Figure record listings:
------------------------
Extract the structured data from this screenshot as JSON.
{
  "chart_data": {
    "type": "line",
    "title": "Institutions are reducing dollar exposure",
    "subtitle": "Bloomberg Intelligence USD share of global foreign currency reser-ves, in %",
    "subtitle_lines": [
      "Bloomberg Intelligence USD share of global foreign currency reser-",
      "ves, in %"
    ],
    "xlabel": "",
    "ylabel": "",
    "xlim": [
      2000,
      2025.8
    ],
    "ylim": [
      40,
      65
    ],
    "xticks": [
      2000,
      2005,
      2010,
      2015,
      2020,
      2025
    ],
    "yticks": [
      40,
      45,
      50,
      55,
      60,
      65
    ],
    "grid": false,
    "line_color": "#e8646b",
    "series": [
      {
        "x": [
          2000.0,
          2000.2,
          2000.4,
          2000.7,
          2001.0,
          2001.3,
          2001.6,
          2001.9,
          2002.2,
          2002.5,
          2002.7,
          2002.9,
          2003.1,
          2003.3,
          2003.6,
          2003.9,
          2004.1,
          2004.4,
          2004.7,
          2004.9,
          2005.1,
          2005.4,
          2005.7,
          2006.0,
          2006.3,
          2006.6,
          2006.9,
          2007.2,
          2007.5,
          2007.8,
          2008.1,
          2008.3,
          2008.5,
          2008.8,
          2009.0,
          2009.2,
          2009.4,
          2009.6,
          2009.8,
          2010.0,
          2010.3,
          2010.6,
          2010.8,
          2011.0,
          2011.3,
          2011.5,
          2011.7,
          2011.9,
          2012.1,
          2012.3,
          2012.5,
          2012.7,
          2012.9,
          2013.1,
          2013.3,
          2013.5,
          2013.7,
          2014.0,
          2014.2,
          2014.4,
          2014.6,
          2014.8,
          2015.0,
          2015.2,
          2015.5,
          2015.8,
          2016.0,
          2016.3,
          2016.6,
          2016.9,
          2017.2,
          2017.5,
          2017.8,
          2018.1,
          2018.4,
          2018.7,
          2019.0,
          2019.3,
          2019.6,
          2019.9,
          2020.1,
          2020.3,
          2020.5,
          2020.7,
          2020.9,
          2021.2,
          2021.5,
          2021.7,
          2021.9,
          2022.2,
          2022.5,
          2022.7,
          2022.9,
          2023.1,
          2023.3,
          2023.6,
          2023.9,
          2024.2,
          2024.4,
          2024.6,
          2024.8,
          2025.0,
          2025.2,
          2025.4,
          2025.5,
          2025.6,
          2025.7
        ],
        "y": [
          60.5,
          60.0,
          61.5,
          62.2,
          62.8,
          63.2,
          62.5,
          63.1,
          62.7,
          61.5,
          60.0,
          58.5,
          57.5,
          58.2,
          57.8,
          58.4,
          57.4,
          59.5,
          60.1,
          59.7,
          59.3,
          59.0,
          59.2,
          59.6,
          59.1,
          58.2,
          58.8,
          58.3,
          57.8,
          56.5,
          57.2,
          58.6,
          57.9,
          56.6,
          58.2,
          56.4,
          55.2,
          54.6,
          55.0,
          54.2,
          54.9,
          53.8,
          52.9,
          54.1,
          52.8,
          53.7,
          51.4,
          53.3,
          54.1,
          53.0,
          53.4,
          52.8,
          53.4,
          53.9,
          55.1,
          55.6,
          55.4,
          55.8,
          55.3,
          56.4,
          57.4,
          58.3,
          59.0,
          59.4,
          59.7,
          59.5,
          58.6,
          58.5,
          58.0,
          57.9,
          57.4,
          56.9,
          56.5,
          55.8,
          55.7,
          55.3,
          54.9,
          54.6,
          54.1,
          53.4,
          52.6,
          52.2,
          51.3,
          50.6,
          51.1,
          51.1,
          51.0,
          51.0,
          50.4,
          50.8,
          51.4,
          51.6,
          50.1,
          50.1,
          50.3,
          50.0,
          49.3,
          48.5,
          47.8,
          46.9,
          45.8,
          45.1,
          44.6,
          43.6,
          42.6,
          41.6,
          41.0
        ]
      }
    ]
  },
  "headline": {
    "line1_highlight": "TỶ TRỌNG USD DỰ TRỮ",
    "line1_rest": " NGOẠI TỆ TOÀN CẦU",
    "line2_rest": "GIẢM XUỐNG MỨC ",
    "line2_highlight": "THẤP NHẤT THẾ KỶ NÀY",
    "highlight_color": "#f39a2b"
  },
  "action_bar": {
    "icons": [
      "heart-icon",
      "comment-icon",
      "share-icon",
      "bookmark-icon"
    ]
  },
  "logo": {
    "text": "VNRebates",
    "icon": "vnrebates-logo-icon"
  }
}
------------------------
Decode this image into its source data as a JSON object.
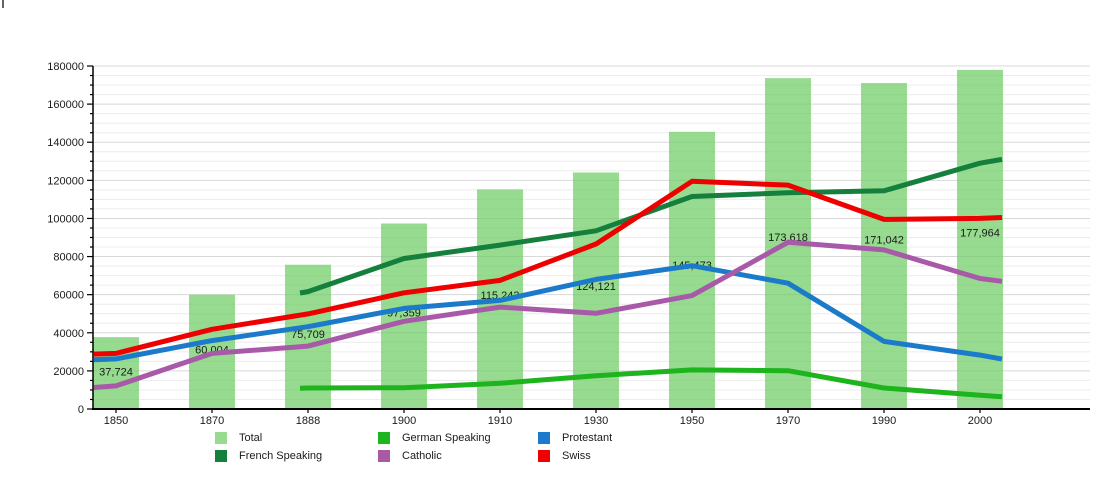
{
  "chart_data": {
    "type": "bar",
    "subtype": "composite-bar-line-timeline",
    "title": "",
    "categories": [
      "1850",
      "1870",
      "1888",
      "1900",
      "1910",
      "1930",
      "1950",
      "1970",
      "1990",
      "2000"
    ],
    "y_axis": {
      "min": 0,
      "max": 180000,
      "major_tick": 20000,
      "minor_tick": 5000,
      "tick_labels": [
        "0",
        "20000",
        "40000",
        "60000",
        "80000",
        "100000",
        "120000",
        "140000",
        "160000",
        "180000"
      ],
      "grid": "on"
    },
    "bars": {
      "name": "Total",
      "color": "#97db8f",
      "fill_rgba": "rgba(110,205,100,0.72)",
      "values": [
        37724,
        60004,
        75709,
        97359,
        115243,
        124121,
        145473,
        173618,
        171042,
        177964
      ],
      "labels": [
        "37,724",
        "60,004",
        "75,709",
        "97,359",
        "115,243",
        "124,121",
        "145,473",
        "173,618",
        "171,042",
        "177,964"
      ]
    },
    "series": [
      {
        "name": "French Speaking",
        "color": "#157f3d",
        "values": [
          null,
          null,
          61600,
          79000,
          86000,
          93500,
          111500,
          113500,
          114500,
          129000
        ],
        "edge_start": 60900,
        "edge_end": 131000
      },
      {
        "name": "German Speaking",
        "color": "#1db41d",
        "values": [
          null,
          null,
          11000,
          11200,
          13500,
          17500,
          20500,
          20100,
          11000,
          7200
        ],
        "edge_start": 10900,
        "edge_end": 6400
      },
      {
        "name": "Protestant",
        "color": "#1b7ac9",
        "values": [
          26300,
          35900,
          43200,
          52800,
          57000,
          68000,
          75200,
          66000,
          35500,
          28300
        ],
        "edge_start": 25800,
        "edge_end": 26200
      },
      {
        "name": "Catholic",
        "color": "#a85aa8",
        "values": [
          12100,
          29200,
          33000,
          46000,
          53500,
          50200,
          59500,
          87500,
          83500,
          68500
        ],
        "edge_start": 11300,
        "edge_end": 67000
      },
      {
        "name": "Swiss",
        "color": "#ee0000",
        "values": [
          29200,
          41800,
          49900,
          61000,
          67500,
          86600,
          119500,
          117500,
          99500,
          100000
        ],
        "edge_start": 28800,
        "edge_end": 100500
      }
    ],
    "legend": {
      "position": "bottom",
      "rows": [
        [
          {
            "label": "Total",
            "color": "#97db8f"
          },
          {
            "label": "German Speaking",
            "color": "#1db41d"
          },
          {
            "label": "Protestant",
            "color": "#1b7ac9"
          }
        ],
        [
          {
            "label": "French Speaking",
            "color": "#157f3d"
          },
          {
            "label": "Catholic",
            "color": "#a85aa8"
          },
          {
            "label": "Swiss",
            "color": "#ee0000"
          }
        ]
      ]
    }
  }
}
------------------------
• PROBLEM:
In the records above, find each line with the word "Intelligence" and copy it.

• FULL OUTPUT:
    "subtitle": "Bloomberg Intelligence USD share of global foreign currency reser-ves, in %",
      "Bloomberg Intelligence USD share of global foreign currency reser-",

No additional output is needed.